YOUR INSTRUCTIONS —
Count lines with "งทำหน" in them. Report only the total.

◇ ◇ ◇ ◇ ◇ ◇ ◇

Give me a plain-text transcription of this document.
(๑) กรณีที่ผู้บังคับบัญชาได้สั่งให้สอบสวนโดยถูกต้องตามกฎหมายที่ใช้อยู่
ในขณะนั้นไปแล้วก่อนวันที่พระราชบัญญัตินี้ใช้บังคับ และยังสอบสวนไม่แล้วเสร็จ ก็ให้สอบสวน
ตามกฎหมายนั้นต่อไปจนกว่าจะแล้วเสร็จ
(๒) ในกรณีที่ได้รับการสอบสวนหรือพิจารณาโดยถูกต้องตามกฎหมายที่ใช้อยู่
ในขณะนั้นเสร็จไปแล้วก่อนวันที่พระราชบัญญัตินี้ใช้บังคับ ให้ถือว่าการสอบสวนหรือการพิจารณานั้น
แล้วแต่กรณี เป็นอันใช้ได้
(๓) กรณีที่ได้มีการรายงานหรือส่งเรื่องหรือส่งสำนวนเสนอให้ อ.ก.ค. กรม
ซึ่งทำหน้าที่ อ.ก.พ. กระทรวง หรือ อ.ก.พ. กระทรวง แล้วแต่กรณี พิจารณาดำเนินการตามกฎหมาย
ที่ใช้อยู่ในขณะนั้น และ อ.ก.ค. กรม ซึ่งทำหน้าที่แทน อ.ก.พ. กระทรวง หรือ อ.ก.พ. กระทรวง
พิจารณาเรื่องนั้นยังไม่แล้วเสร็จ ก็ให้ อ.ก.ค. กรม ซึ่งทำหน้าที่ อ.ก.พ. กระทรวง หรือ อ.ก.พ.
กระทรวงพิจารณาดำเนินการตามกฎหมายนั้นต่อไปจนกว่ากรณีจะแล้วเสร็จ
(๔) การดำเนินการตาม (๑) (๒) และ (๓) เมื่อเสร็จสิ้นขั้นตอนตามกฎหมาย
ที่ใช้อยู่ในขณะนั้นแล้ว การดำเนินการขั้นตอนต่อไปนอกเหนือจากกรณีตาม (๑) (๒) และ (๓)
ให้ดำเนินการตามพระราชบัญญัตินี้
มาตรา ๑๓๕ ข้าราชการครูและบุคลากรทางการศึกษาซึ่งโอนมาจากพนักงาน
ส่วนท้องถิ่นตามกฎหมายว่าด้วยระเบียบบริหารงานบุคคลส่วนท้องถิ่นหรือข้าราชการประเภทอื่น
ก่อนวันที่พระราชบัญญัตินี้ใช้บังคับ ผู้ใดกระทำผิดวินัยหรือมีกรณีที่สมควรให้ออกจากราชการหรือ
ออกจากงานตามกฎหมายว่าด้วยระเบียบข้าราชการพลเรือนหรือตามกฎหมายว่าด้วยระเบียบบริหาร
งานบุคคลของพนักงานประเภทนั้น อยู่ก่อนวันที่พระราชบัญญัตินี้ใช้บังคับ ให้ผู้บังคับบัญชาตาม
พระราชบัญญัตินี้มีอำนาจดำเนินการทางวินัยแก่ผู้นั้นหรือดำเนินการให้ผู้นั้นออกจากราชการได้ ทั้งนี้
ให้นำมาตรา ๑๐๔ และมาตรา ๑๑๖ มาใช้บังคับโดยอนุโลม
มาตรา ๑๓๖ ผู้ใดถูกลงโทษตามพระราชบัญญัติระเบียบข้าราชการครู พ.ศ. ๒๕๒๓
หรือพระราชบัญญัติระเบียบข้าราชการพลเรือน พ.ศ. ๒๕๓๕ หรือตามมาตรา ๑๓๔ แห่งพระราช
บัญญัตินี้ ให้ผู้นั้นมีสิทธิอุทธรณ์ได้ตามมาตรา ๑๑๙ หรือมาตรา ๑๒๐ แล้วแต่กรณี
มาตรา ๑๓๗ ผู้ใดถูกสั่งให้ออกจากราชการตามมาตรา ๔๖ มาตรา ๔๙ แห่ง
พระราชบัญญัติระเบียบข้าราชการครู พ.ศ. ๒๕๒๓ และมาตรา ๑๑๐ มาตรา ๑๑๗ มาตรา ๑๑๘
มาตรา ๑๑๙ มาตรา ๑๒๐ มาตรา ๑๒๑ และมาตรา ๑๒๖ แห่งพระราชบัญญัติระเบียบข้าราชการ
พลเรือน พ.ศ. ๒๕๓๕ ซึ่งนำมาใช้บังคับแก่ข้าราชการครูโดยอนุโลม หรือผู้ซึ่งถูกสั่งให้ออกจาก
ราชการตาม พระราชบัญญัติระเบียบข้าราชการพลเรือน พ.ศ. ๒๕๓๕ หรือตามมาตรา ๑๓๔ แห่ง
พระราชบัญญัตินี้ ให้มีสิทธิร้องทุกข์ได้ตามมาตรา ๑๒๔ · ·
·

◇ ◇ ◇ ◇ ◇ ◇ ◇

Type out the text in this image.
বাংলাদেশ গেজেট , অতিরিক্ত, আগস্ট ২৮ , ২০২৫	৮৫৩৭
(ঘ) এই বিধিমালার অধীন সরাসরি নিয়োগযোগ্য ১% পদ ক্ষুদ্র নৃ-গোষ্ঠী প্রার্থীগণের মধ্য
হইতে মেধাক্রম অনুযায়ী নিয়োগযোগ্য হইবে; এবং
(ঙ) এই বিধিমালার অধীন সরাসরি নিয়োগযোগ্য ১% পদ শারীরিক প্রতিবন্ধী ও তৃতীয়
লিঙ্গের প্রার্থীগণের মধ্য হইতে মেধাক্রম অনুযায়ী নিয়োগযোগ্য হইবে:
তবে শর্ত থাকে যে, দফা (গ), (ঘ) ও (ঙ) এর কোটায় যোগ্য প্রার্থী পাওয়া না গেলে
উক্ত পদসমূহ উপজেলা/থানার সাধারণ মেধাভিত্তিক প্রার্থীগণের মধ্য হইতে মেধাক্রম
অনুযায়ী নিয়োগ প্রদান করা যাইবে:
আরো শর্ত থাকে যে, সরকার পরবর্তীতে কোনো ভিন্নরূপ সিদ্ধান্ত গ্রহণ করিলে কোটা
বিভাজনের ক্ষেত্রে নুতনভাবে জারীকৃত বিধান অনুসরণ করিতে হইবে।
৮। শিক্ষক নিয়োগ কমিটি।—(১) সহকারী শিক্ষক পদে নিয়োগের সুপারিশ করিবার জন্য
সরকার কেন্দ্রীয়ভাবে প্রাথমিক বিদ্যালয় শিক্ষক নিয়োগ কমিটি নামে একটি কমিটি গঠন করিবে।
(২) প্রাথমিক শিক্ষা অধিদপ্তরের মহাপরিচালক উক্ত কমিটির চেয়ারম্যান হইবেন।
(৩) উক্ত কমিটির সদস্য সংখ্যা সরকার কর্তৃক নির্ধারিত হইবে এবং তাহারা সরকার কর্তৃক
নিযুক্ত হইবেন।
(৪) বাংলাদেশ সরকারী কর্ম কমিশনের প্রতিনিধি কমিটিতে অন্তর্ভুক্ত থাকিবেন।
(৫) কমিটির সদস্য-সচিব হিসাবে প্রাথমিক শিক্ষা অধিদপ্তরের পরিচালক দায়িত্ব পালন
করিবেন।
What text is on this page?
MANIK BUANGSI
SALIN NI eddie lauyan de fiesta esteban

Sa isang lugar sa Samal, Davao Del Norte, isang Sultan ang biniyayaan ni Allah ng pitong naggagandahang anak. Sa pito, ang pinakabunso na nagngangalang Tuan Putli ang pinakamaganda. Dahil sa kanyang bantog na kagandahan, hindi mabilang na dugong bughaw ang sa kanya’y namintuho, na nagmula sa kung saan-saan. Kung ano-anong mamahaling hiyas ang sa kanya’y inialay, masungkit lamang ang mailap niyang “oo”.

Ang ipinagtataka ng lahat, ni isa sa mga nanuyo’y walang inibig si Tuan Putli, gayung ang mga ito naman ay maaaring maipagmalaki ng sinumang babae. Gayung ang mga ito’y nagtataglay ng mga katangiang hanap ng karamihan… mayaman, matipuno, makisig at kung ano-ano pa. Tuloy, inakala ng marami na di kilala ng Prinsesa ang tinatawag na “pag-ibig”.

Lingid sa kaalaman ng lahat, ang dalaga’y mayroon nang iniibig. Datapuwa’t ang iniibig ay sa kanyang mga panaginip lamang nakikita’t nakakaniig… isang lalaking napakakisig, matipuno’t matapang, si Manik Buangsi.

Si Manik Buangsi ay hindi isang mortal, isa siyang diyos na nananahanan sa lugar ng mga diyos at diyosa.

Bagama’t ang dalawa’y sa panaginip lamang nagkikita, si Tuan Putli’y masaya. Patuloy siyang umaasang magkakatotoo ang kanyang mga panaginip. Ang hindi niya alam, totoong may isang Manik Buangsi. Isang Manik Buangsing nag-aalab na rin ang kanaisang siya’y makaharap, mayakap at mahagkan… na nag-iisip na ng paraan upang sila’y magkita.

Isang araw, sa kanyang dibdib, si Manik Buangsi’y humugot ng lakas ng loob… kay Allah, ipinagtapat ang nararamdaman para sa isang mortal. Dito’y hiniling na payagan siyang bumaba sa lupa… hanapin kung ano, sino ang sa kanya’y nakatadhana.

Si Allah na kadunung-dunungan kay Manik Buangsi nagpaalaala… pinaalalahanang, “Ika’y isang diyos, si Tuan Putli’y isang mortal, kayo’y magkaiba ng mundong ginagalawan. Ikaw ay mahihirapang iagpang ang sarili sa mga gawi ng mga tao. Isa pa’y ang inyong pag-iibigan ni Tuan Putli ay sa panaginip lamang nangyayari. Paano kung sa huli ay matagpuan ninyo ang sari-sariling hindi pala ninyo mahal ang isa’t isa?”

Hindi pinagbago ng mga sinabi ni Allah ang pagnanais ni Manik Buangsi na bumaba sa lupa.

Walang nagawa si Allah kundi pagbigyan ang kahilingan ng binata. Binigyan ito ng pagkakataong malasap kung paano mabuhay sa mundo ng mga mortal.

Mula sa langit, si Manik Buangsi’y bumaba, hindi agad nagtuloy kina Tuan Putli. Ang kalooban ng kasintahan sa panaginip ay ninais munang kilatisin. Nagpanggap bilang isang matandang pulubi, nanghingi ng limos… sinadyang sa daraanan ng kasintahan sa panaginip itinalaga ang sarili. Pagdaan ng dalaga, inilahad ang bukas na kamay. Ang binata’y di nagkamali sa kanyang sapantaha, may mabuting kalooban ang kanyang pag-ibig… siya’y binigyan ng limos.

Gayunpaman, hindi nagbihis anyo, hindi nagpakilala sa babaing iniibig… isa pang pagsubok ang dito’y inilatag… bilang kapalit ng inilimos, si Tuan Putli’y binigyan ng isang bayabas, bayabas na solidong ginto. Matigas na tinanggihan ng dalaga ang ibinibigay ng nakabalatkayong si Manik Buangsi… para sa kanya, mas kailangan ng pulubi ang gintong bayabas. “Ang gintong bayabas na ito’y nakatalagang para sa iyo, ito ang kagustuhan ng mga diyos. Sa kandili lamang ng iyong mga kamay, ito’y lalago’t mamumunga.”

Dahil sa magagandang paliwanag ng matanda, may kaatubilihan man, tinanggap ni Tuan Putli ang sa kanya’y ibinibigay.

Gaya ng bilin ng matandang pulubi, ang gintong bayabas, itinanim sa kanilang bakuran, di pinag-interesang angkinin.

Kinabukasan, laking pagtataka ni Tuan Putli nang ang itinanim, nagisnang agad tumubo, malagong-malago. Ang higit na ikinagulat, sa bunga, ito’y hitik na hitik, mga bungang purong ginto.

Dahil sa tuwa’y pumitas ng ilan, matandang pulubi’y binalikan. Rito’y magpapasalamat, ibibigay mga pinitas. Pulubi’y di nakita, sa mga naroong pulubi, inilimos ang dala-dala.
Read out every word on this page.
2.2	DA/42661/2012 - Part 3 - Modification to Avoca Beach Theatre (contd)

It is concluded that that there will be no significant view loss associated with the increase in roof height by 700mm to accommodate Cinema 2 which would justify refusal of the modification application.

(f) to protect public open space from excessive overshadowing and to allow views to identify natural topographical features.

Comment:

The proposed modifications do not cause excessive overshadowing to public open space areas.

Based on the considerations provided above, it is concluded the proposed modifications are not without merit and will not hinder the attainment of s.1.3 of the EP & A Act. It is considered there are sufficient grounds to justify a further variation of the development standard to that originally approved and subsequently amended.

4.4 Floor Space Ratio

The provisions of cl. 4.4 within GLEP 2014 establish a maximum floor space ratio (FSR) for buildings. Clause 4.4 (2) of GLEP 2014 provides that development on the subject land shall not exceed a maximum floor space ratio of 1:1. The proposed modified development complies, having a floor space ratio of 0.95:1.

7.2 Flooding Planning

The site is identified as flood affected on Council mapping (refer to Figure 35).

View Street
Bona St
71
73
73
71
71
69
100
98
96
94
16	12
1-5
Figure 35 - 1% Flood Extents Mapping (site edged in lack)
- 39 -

◇ ◇ ◇ ◇ ◇ ◇ ◇

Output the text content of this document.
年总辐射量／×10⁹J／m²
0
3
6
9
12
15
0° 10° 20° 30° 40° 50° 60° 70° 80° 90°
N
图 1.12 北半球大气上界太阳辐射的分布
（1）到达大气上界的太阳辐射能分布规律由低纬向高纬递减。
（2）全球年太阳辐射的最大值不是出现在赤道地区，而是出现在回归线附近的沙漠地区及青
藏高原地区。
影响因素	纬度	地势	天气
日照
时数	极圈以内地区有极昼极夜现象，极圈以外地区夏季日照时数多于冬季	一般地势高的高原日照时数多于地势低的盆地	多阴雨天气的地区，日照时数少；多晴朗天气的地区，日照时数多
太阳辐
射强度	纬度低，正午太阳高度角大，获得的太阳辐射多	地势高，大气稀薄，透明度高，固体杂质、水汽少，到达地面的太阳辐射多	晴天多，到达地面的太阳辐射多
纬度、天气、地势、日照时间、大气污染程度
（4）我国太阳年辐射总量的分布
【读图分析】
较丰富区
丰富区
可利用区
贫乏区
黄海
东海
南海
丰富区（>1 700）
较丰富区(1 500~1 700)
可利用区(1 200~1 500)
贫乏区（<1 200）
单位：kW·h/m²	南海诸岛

◇ ◇ ◇ ◇ ◇ ◇ ◇

WRITTEN RESPONSE —
3